━━━━━ Provided records

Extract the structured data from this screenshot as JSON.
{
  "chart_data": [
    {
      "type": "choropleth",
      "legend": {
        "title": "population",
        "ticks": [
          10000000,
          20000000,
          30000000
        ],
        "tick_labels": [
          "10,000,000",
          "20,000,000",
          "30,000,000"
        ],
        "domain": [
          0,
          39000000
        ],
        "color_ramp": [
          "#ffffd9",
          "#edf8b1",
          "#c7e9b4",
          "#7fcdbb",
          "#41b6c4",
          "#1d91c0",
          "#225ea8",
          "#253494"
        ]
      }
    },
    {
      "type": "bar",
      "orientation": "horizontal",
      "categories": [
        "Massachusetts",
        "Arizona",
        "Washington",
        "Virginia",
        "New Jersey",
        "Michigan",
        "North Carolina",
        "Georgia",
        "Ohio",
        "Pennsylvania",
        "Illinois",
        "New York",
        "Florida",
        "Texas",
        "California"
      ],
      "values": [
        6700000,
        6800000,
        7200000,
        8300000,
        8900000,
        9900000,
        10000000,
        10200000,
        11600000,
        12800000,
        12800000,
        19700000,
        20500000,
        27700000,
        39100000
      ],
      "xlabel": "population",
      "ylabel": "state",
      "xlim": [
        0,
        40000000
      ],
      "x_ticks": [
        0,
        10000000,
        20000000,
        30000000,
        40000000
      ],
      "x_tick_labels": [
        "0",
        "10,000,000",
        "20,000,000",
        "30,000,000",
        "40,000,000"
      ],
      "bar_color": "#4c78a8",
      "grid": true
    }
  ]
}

━━━━━━━━━━

The task:
Determine how many lines of the data contain "population" and give nothing but that number.

Task answer:
2